## GIVEN INSTRUCTION
Using the listing below, retype only the lines from the line with "Convert this screenshot" through the end, both ends included, and exclude the pictures.

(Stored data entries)
[Begin]
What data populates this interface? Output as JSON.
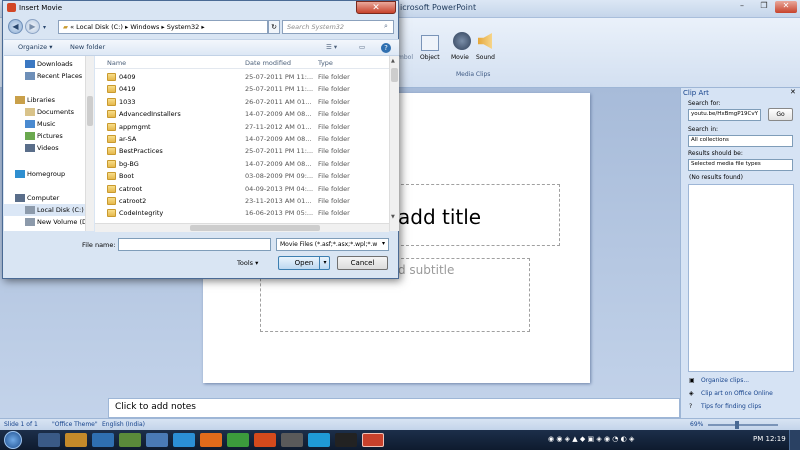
{
  "powerpoint": {
    "title_fragment": "icrosoft PowerPoint",
    "ribbon": {
      "items": [
        "mbol",
        "Object",
        "Movie",
        "Sound"
      ],
      "group_label": "Media Clips"
    },
    "slide": {
      "title_placeholder": "add title",
      "subtitle_placeholder": "d subtitle"
    },
    "notes_placeholder": "Click to add notes"
  },
  "clip_art": {
    "title": "Clip Art",
    "search_label": "Search for:",
    "search_value": "youtu.be/HxBmgP19CvY",
    "go_label": "Go",
    "search_in_label": "Search in:",
    "search_in_value": "All collections",
    "results_label": "Results should be:",
    "results_value": "Selected media file types",
    "no_results": "(No results found)",
    "links": [
      "Organize clips...",
      "Clip art on Office Online",
      "Tips for finding clips"
    ]
  },
  "status_bar": {
    "slide": "Slide 1 of 1",
    "theme": "\"Office Theme\"",
    "language": "English (India)",
    "zoom": "69%"
  },
  "taskbar": {
    "clock": "PM 12:19"
  },
  "dialog": {
    "title": "Insert Movie",
    "breadcrumb": [
      "Local Disk (C:)",
      "Windows",
      "System32"
    ],
    "search_placeholder": "Search System32",
    "toolbar": {
      "organize": "Organize",
      "new_folder": "New folder"
    },
    "nav": [
      {
        "label": "Downloads",
        "icon": "downloads-icon"
      },
      {
        "label": "Recent Places",
        "icon": "recent-places-icon"
      },
      {
        "label": "Libraries",
        "icon": "libraries-icon"
      },
      {
        "label": "Documents",
        "icon": "documents-icon"
      },
      {
        "label": "Music",
        "icon": "music-icon"
      },
      {
        "label": "Pictures",
        "icon": "pictures-icon"
      },
      {
        "label": "Videos",
        "icon": "videos-icon"
      },
      {
        "label": "Homegroup",
        "icon": "homegroup-icon"
      },
      {
        "label": "Computer",
        "icon": "computer-icon"
      },
      {
        "label": "Local Disk (C:)",
        "icon": "drive-icon"
      },
      {
        "label": "New Volume (D",
        "icon": "drive-icon"
      }
    ],
    "columns": [
      "Name",
      "Date modified",
      "Type"
    ],
    "files": [
      {
        "name": "0409",
        "date": "25-07-2011 PM 11:...",
        "type": "File folder"
      },
      {
        "name": "0419",
        "date": "25-07-2011 PM 11:...",
        "type": "File folder"
      },
      {
        "name": "1033",
        "date": "26-07-2011 AM 01...",
        "type": "File folder"
      },
      {
        "name": "AdvancedInstallers",
        "date": "14-07-2009 AM 08...",
        "type": "File folder"
      },
      {
        "name": "appmgmt",
        "date": "27-11-2012 AM 01...",
        "type": "File folder"
      },
      {
        "name": "ar-SA",
        "date": "14-07-2009 AM 08...",
        "type": "File folder"
      },
      {
        "name": "BestPractices",
        "date": "25-07-2011 PM 11:...",
        "type": "File folder"
      },
      {
        "name": "bg-BG",
        "date": "14-07-2009 AM 08...",
        "type": "File folder"
      },
      {
        "name": "Boot",
        "date": "03-08-2009 PM 09:...",
        "type": "File folder"
      },
      {
        "name": "catroot",
        "date": "04-09-2013 PM 04:...",
        "type": "File folder"
      },
      {
        "name": "catroot2",
        "date": "23-11-2013 AM 01...",
        "type": "File folder"
      },
      {
        "name": "CodeIntegrity",
        "date": "16-06-2013 PM 05:...",
        "type": "File folder"
      }
    ],
    "file_name_label": "File name:",
    "file_name_value": "",
    "file_type": "Movie Files (*.asf;*.asx;*.wpl;*.w",
    "tools": "Tools",
    "open": "Open",
    "cancel": "Cancel"
  }
}
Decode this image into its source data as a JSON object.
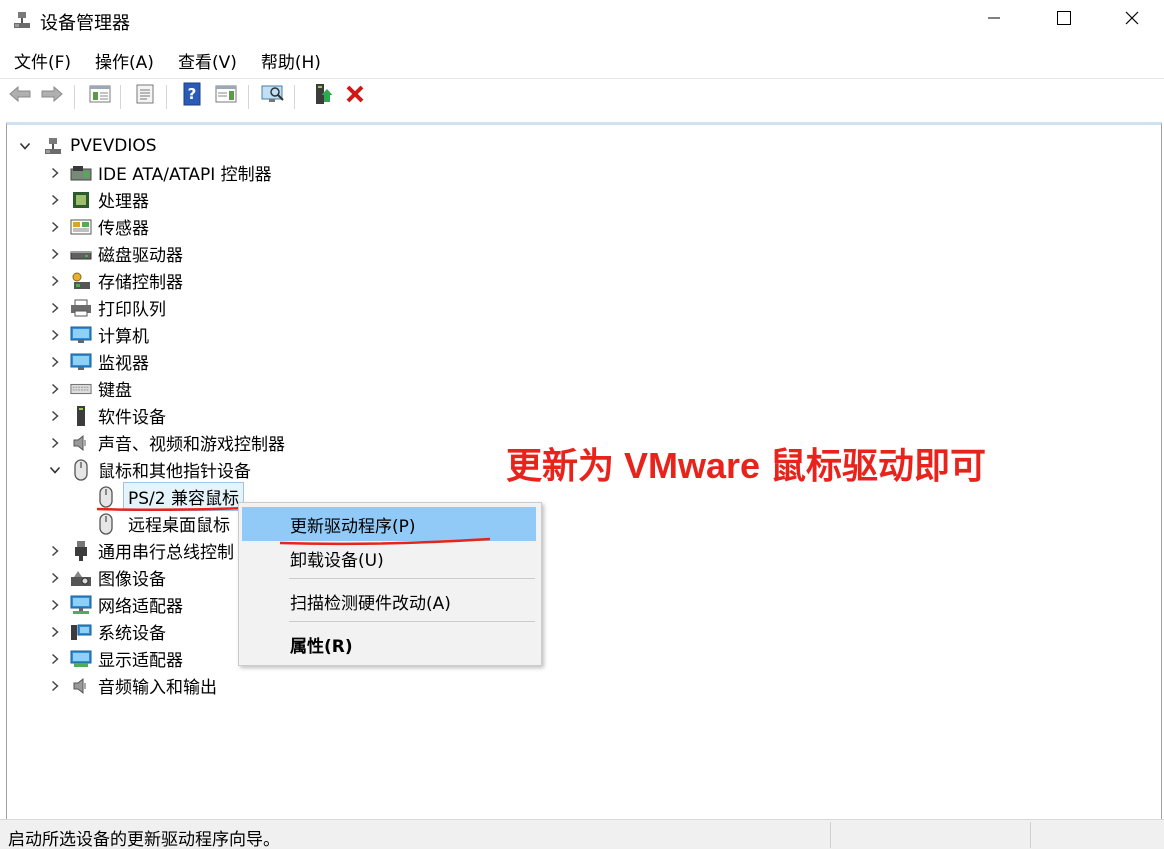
{
  "window": {
    "title": "设备管理器",
    "controls": {
      "minimize": "minimize-icon",
      "maximize": "maximize-icon",
      "close": "close-icon"
    }
  },
  "menubar": [
    {
      "label": "文件(F)"
    },
    {
      "label": "操作(A)"
    },
    {
      "label": "查看(V)"
    },
    {
      "label": "帮助(H)"
    }
  ],
  "toolbar": {
    "icons": [
      "back-arrow-icon",
      "forward-arrow-icon",
      "show-hide-tree-icon",
      "properties-icon",
      "help-icon",
      "action-pane-icon",
      "scan-hardware-icon",
      "update-driver-icon",
      "uninstall-icon"
    ]
  },
  "tree": {
    "root": "PVEVDIOS",
    "categories": [
      {
        "label": "IDE ATA/ATAPI 控制器",
        "icon": "ide-controller-icon"
      },
      {
        "label": "处理器",
        "icon": "processor-icon"
      },
      {
        "label": "传感器",
        "icon": "sensor-icon"
      },
      {
        "label": "磁盘驱动器",
        "icon": "disk-drive-icon"
      },
      {
        "label": "存储控制器",
        "icon": "storage-controller-icon"
      },
      {
        "label": "打印队列",
        "icon": "printer-icon"
      },
      {
        "label": "计算机",
        "icon": "computer-icon"
      },
      {
        "label": "监视器",
        "icon": "monitor-icon"
      },
      {
        "label": "键盘",
        "icon": "keyboard-icon"
      },
      {
        "label": "软件设备",
        "icon": "software-device-icon"
      },
      {
        "label": "声音、视频和游戏控制器",
        "icon": "sound-icon"
      },
      {
        "label": "鼠标和其他指针设备",
        "icon": "mouse-icon",
        "expanded": true,
        "children": [
          {
            "label": "PS/2 兼容鼠标",
            "icon": "mouse-icon",
            "selected": true
          },
          {
            "label": "远程桌面鼠标",
            "icon": "mouse-icon"
          }
        ]
      },
      {
        "label": "通用串行总线控制",
        "icon": "usb-icon"
      },
      {
        "label": "图像设备",
        "icon": "imaging-device-icon"
      },
      {
        "label": "网络适配器",
        "icon": "network-adapter-icon"
      },
      {
        "label": "系统设备",
        "icon": "system-device-icon"
      },
      {
        "label": "显示适配器",
        "icon": "display-adapter-icon"
      },
      {
        "label": "音频输入和输出",
        "icon": "audio-io-icon"
      }
    ]
  },
  "context_menu": {
    "items": [
      {
        "label": "更新驱动程序(P)",
        "highlighted": true
      },
      {
        "label": "卸载设备(U)"
      },
      {
        "label": "扫描检测硬件改动(A)"
      },
      {
        "label": "属性(R)",
        "bold": true
      }
    ]
  },
  "annotation": {
    "text": "更新为 VMware 鼠标驱动即可",
    "color": "#e8231c"
  },
  "statusbar": {
    "text": "启动所选设备的更新驱动程序向导。"
  },
  "colors": {
    "accent_highlight": "#91c9f7",
    "selection_bg": "#e5f3fb",
    "annotation_red": "#e8231c"
  }
}
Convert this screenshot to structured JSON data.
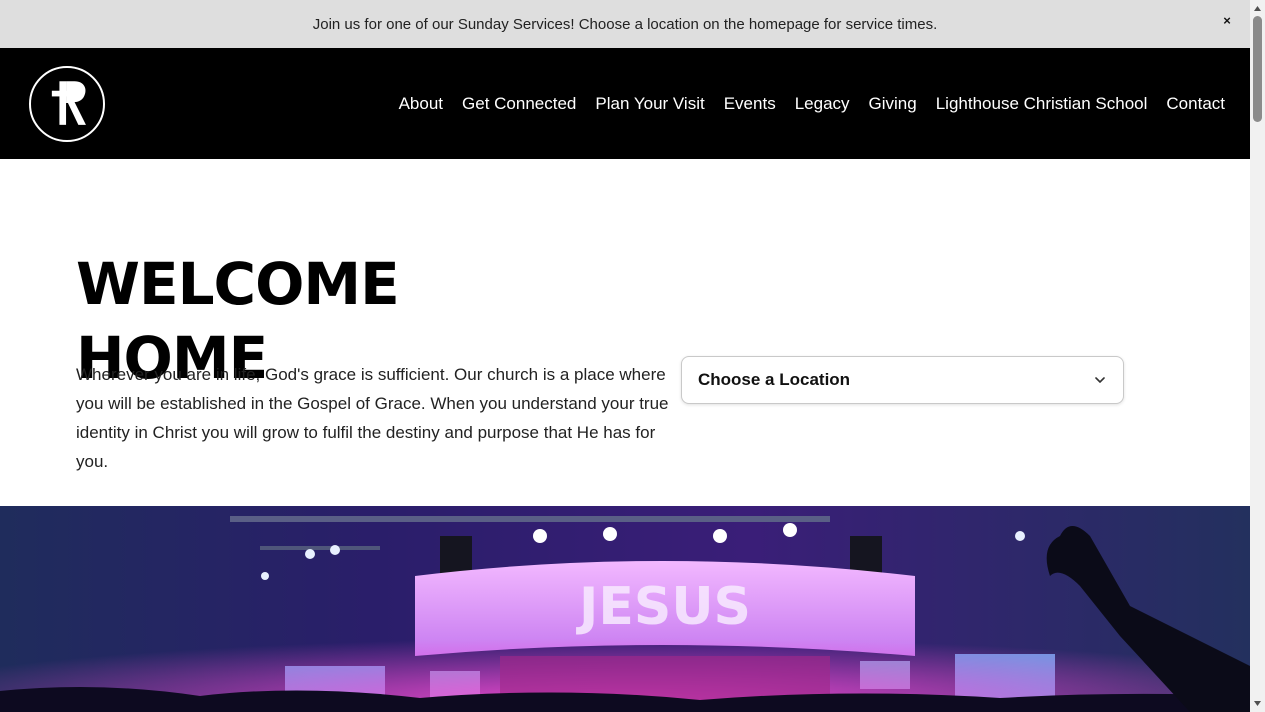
{
  "announcement": {
    "text": "Join us for one of our Sunday Services! Choose a location on the homepage for service times.",
    "close_icon": "×"
  },
  "header": {
    "logo_icon": "church-logo-icon",
    "nav": [
      {
        "label": "About"
      },
      {
        "label": "Get Connected"
      },
      {
        "label": "Plan Your Visit"
      },
      {
        "label": "Events"
      },
      {
        "label": "Legacy"
      },
      {
        "label": "Giving"
      },
      {
        "label": "Lighthouse Christian School"
      },
      {
        "label": "Contact"
      }
    ]
  },
  "hero": {
    "title_line1": "WELCOME",
    "title_line2": "HOME",
    "body": "Wherever you are in life, God's grace is sufficient. Our church is a place where you will be established in the Gospel of Grace. When you understand your true identity in Christ you will grow to fulfil the destiny and purpose that He has for you.",
    "location_select": {
      "selected": "Choose a Location",
      "icon": "chevron-down-icon"
    },
    "image_screen_text": "JESUS"
  },
  "colors": {
    "announcement_bg": "#dedede",
    "header_bg": "#000000",
    "page_bg": "#ffffff",
    "text": "#111111"
  }
}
[End]
## EXERCISE SOLUTION
Convert this screenshot to structured JSON data.
{
  "announcement": {
    "text": "Join us for one of our Sunday Services! Choose a location on the homepage for service times.",
    "close_icon": "×"
  },
  "header": {
    "logo_icon": "church-logo-icon",
    "nav": [
      {
        "label": "About"
      },
      {
        "label": "Get Connected"
      },
      {
        "label": "Plan Your Visit"
      },
      {
        "label": "Events"
      },
      {
        "label": "Legacy"
      },
      {
        "label": "Giving"
      },
      {
        "label": "Lighthouse Christian School"
      },
      {
        "label": "Contact"
      }
    ]
  },
  "hero": {
    "title_line1": "WELCOME",
    "title_line2": "HOME",
    "body": "Wherever you are in life, God's grace is sufficient. Our church is a place where you will be established in the Gospel of Grace. When you understand your true identity in Christ you will grow to fulfil the destiny and purpose that He has for you.",
    "location_select": {
      "selected": "Choose a Location",
      "icon": "chevron-down-icon"
    },
    "image_screen_text": "JESUS"
  },
  "colors": {
    "announcement_bg": "#dedede",
    "header_bg": "#000000",
    "page_bg": "#ffffff",
    "text": "#111111"
  }
}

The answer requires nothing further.